### Given exercise:
Copy every line of the entries that includes the word "text".

================================

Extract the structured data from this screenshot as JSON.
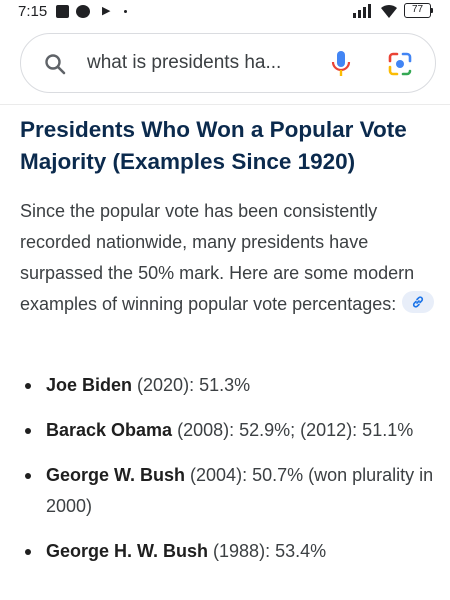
{
  "status_bar": {
    "time": "7:15",
    "battery": "77"
  },
  "search": {
    "query": "what is presidents ha..."
  },
  "answer": {
    "heading": "Presidents Who Won a Popular Vote Majority (Examples Since 1920)",
    "intro": "Since the popular vote has been consistently recorded nationwide, many presidents have surpassed the 50% mark. Here are some modern examples of winning popular vote percentages:",
    "items": [
      {
        "name": "Joe Biden",
        "detail": " (2020): 51.3%"
      },
      {
        "name": "Barack Obama",
        "detail": " (2008): 52.9%; (2012): 51.1%"
      },
      {
        "name": "George W. Bush",
        "detail": " (2004): 50.7% (won plurality in 2000)"
      },
      {
        "name": "George H. W. Bush",
        "detail": " (1988): 53.4%"
      }
    ]
  },
  "icons": {
    "search": "search-icon",
    "mic": "mic-icon",
    "lens": "lens-icon",
    "link": "link-icon"
  },
  "colors": {
    "heading": "#0b2a4d",
    "link_chip": "#e8eef9",
    "google_blue": "#4285f4",
    "google_red": "#ea4335",
    "google_yellow": "#fbbc04",
    "google_green": "#34a853"
  }
}
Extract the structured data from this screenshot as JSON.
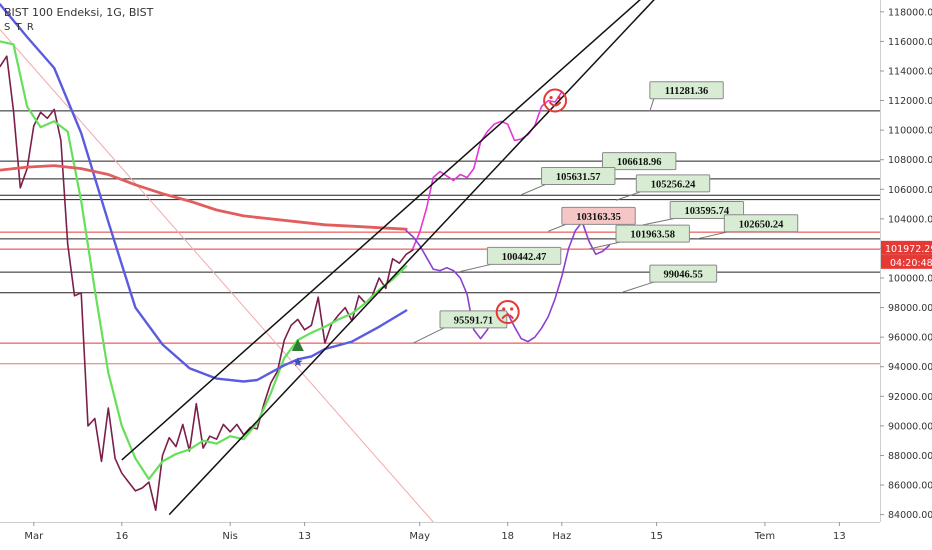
{
  "header": {
    "title": "BIST 100 Endeksi, 1G, BIST",
    "indicator": "S T R"
  },
  "chart_data": {
    "type": "line",
    "ylim": [
      83500,
      118800
    ],
    "y_ticks": [
      84000,
      86000,
      88000,
      90000,
      92000,
      94000,
      96000,
      98000,
      100000,
      102000,
      104000,
      106000,
      108000,
      110000,
      112000,
      114000,
      116000,
      118000
    ],
    "y_tick_labels": [
      "84000.00",
      "86000.00",
      "88000.00",
      "90000.00",
      "92000.00",
      "94000.00",
      "96000.00",
      "98000.00",
      "100000.00",
      "102000.00",
      "104000.00",
      "106000.00",
      "108000.00",
      "110000.00",
      "112000.00",
      "114000.00",
      "116000.00",
      "118000.00"
    ],
    "x_range": [
      0,
      130
    ],
    "x_ticks": [
      {
        "label": "Mar",
        "x": 5
      },
      {
        "label": "16",
        "x": 18
      },
      {
        "label": "Nis",
        "x": 34
      },
      {
        "label": "13",
        "x": 45
      },
      {
        "label": "May",
        "x": 62
      },
      {
        "label": "18",
        "x": 75
      },
      {
        "label": "Haz",
        "x": 83
      },
      {
        "label": "15",
        "x": 97
      },
      {
        "label": "Tem",
        "x": 113
      },
      {
        "label": "13",
        "x": 124
      }
    ],
    "current_price": {
      "value": 101972.29,
      "label": "101972.29",
      "countdown": "04:20:48",
      "color": "#e53935"
    },
    "horizontal_levels": [
      {
        "value": 111300,
        "color": "#222222"
      },
      {
        "value": 107900,
        "color": "#222222"
      },
      {
        "value": 106700,
        "color": "#222222"
      },
      {
        "value": 105600,
        "color": "#222222"
      },
      {
        "value": 105300,
        "color": "#222222"
      },
      {
        "value": 103100,
        "color": "#e53935"
      },
      {
        "value": 102650,
        "color": "#222222"
      },
      {
        "value": 101950,
        "color": "#e53935"
      },
      {
        "value": 100400,
        "color": "#222222"
      },
      {
        "value": 99000,
        "color": "#222222"
      },
      {
        "value": 95600,
        "color": "#e53935"
      },
      {
        "value": 94200,
        "color": "#e57373"
      }
    ],
    "series": [
      {
        "color": "#7b1f4a",
        "x": [
          0,
          1,
          2,
          3,
          4,
          5,
          6,
          7,
          8,
          9,
          10,
          11,
          12,
          13,
          14,
          15,
          16,
          17,
          18,
          19,
          20,
          21,
          22,
          23,
          24,
          25,
          26,
          27,
          28,
          29,
          30,
          31,
          32,
          33,
          34,
          35,
          36,
          37,
          38,
          39,
          40,
          41,
          42,
          43,
          44,
          45,
          46,
          47,
          48,
          49,
          50,
          51,
          52,
          53,
          54,
          55,
          56,
          57,
          58,
          59,
          60,
          61
        ],
        "values": [
          114300,
          115000,
          111300,
          106100,
          107400,
          110300,
          111200,
          110800,
          111400,
          109300,
          102300,
          98800,
          99000,
          90000,
          90500,
          87600,
          91200,
          87800,
          86800,
          86200,
          85600,
          85800,
          86200,
          84300,
          88000,
          89200,
          88600,
          90100,
          88300,
          91500,
          88500,
          89300,
          89100,
          90100,
          89600,
          90100,
          89400,
          89900,
          89800,
          91500,
          92900,
          93700,
          95800,
          96800,
          97200,
          96500,
          96800,
          98700,
          95600,
          96900,
          97500,
          98000,
          97100,
          98800,
          98300,
          98800,
          100000,
          99300,
          101300,
          101000,
          101600,
          101900
        ]
      },
      {
        "color": "#66e05a",
        "x": [
          0,
          2,
          4,
          6,
          8,
          10,
          12,
          14,
          16,
          18,
          20,
          22,
          24,
          26,
          28,
          30,
          32,
          34,
          36,
          38,
          40,
          42,
          44,
          46,
          48,
          50,
          52,
          54,
          56,
          58,
          60
        ],
        "values": [
          116000,
          115800,
          111600,
          110200,
          110600,
          109900,
          105200,
          99200,
          93600,
          90000,
          87800,
          86400,
          87600,
          88100,
          88400,
          89000,
          88800,
          89300,
          89100,
          90200,
          92200,
          94600,
          95800,
          96300,
          96700,
          97200,
          97600,
          98300,
          99200,
          99900,
          100800
        ]
      },
      {
        "color": "#5b5be0",
        "x": [
          0,
          4,
          8,
          12,
          16,
          20,
          24,
          28,
          32,
          36,
          38,
          40,
          42,
          44,
          46,
          48,
          52,
          56,
          60
        ],
        "values": [
          118500,
          116300,
          114200,
          109800,
          103800,
          98000,
          95500,
          93900,
          93200,
          93000,
          93100,
          93600,
          94100,
          94500,
          94700,
          95200,
          95700,
          96700,
          97800
        ]
      },
      {
        "color": "#e25d5d",
        "x": [
          0,
          4,
          8,
          12,
          16,
          20,
          24,
          28,
          32,
          36,
          40,
          44,
          48,
          52,
          56,
          60
        ],
        "values": [
          107300,
          107500,
          107600,
          107400,
          107000,
          106300,
          105700,
          105200,
          104600,
          104200,
          104000,
          103800,
          103600,
          103500,
          103400,
          103300
        ]
      },
      {
        "color": "#e535d6",
        "x": [
          61,
          62,
          63,
          64,
          65,
          66,
          67,
          68,
          69,
          70,
          71,
          72,
          73,
          74,
          75,
          76,
          77,
          78,
          79,
          80,
          81,
          82,
          83
        ],
        "values": [
          102000,
          103100,
          104700,
          106800,
          107200,
          106900,
          106600,
          107000,
          106800,
          107400,
          109200,
          109900,
          110400,
          110600,
          110400,
          109300,
          109400,
          109700,
          110300,
          111600,
          112000,
          111900,
          112600
        ]
      },
      {
        "color": "#8d3fd0",
        "x": [
          60,
          61,
          62,
          63,
          64,
          65,
          66,
          67,
          68,
          69,
          70,
          71,
          72,
          73,
          74,
          75,
          76,
          77,
          78,
          79,
          80,
          81,
          82,
          83,
          84,
          85,
          86,
          87,
          88,
          89,
          90
        ],
        "values": [
          103200,
          102800,
          102200,
          101400,
          100600,
          100500,
          100700,
          100500,
          100000,
          98900,
          96500,
          95900,
          96500,
          97700,
          97800,
          97600,
          96700,
          95900,
          95700,
          96000,
          96600,
          97400,
          98600,
          100100,
          102000,
          103200,
          103800,
          102500,
          101600,
          101800,
          102200
        ]
      }
    ],
    "channel_lines": [
      {
        "color": "#111111",
        "x": [
          18,
          95
        ],
        "values": [
          87700,
          119000
        ]
      },
      {
        "color": "#111111",
        "x": [
          25,
          97
        ],
        "values": [
          84000,
          119000
        ]
      }
    ],
    "diagonal_line": {
      "color": "#f4a8a8",
      "x": [
        0,
        64
      ],
      "values": [
        116800,
        83500
      ]
    },
    "annotations": [
      {
        "text": "111281.36",
        "x": 96,
        "y": 111281.36,
        "box_x": 96,
        "box_y": 112700,
        "fill": "#d7ecd2"
      },
      {
        "text": "106618.96",
        "x": 86,
        "y": 106618.96,
        "box_x": 89,
        "box_y": 107900,
        "fill": "#d7ecd2"
      },
      {
        "text": "105631.57",
        "x": 77,
        "y": 105631.57,
        "box_x": 80,
        "box_y": 106900,
        "fill": "#d7ecd2"
      },
      {
        "text": "105256.24",
        "x": 91,
        "y": 105256.24,
        "box_x": 94,
        "box_y": 106400,
        "fill": "#d7ecd2"
      },
      {
        "text": "103595.74",
        "x": 95,
        "y": 103595.74,
        "box_x": 99,
        "box_y": 104600,
        "fill": "#d7ecd2"
      },
      {
        "text": "103163.35",
        "x": 81,
        "y": 103163.35,
        "box_x": 83,
        "box_y": 104200,
        "fill": "#f4c6c6"
      },
      {
        "text": "102650.24",
        "x": 103,
        "y": 102650.24,
        "box_x": 107,
        "box_y": 103700,
        "fill": "#d7ecd2"
      },
      {
        "text": "101963.58",
        "x": 87,
        "y": 101963.58,
        "box_x": 91,
        "box_y": 103000,
        "fill": "#d7ecd2"
      },
      {
        "text": "100442.47",
        "x": 68,
        "y": 100442.47,
        "box_x": 72,
        "box_y": 101500,
        "fill": "#d7ecd2"
      },
      {
        "text": "99046.55",
        "x": 92,
        "y": 99046.55,
        "box_x": 96,
        "box_y": 100300,
        "fill": "#d7ecd2"
      },
      {
        "text": "95591.71",
        "x": 61,
        "y": 95591.71,
        "box_x": 65,
        "box_y": 97200,
        "fill": "#d7ecd2"
      }
    ],
    "markers": [
      {
        "type": "happy-face",
        "x": 82,
        "y": 112000,
        "color": "#e53935"
      },
      {
        "type": "sad-face",
        "x": 75,
        "y": 97700,
        "color": "#e53935"
      },
      {
        "type": "up-triangle",
        "x": 44,
        "y": 95400,
        "color": "#2e7d32"
      },
      {
        "type": "star",
        "x": 44,
        "y": 94300,
        "color": "#3f51b5"
      }
    ]
  }
}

================================

### Solution:
        "text": "111281.36",
        "text": "106618.96",
        "text": "105631.57",
        "text": "105256.24",
        "text": "103595.74",
        "text": "103163.35",
        "text": "102650.24",
        "text": "101963.58",
        "text": "100442.47",
        "text": "99046.55",
        "text": "95591.71",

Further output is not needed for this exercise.